» **Given records**
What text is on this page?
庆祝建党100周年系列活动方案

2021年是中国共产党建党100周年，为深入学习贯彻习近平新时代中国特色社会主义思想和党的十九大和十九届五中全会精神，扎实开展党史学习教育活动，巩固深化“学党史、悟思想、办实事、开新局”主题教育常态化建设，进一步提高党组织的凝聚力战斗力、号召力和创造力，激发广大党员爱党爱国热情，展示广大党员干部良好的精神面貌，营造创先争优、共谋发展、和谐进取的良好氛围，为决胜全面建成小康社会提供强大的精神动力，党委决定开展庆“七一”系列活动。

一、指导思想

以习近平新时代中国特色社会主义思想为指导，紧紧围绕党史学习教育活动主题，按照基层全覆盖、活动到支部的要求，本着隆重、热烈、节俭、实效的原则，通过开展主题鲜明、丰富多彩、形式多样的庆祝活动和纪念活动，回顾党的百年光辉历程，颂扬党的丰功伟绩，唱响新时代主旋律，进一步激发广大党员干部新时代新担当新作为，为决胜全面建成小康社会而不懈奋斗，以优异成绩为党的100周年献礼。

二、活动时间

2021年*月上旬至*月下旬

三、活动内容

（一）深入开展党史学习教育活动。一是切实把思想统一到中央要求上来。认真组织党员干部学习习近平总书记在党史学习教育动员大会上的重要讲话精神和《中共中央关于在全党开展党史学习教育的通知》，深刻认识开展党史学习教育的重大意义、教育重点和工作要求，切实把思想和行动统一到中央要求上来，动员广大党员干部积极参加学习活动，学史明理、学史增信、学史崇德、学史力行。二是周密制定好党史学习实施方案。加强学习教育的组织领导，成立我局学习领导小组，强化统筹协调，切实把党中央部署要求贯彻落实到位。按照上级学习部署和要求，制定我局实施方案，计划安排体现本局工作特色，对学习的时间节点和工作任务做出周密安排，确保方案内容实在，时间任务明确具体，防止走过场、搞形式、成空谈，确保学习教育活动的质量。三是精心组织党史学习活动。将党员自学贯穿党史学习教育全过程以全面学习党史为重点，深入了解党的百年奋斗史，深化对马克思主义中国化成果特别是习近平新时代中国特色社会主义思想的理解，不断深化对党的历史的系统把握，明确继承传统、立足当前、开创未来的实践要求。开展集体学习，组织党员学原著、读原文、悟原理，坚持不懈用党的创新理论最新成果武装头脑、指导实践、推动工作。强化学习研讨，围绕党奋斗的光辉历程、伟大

» **Exercise description**
Quote each line of the data above exactly as written.

» **Answer to this exercise**
What text is on this page?
庆祝建党100周年系列活动方案

2021年是中国共产党建党100周年，为深入学习贯彻习近平新时代中国特色社会主义思想和党的十九大和十九届五中全会精神，扎实开展党史学习教育活动，巩固深化“学党史、悟思想、办实事、开新局”主题教育常态化建设，进一步提高党组织的凝聚力战斗力、号召力和创造力，激发广大党员爱党爱国热情，展示广大党员干部良好的精神面貌，营造创先争优、共谋发展、和谐进取的良好氛围，为决胜全面建成小康社会提供强大的精神动力，党委决定开展庆“七一”系列活动。

一、指导思想

以习近平新时代中国特色社会主义思想为指导，紧紧围绕党史学习教育活动主题，按照基层全覆盖、活动到支部的要求，本着隆重、热烈、节俭、实效的原则，通过开展主题鲜明、丰富多彩、形式多样的庆祝活动和纪念活动，回顾党的百年光辉历程，颂扬党的丰功伟绩，唱响新时代主旋律，进一步激发广大党员干部新时代新担当新作为，为决胜全面建成小康社会而不懈奋斗，以优异成绩为党的100周年献礼。

二、活动时间

2021年*月上旬至*月下旬

三、活动内容

（一）深入开展党史学习教育活动。一是切实把思想统一到中央要求上来。认真组织党员干部学习习近平总书记在党史学习教育动员大会上的重要讲话精神和《中共中央关于在全党开展党史学习教育的通知》，深刻认识开展党史学习教育的重大意义、教育重点和工作要求，切实把思想和行动统一到中央要求上来，动员广大党员干部积极参加学习活动，学史明理、学史增信、学史崇德、学史力行。二是周密制定好党史学习实施方案。加强学习教育的组织领导，成立我局学习领导小组，强化统筹协调，切实把党中央部署要求贯彻落实到位。按照上级学习部署和要求，制定我局实施方案，计划安排体现本局工作特色，对学习的时间节点和工作任务做出周密安排，确保方案内容实在，时间任务明确具体，防止走过场、搞形式、成空谈，确保学习教育活动的质量。三是精心组织党史学习活动。将党员自学贯穿党史学习教育全过程以全面学习党史为重点，深入了解党的百年奋斗史，深化对马克思主义中国化成果特别是习近平新时代中国特色社会主义思想的理解，不断深化对党的历史的系统把握，明确继承传统、立足当前、开创未来的实践要求。开展集体学习，组织党员学原著、读原文、悟原理，坚持不懈用党的创新理论最新成果武装头脑、指导实践、推动工作。强化学习研讨，围绕党奋斗的光辉历程、伟大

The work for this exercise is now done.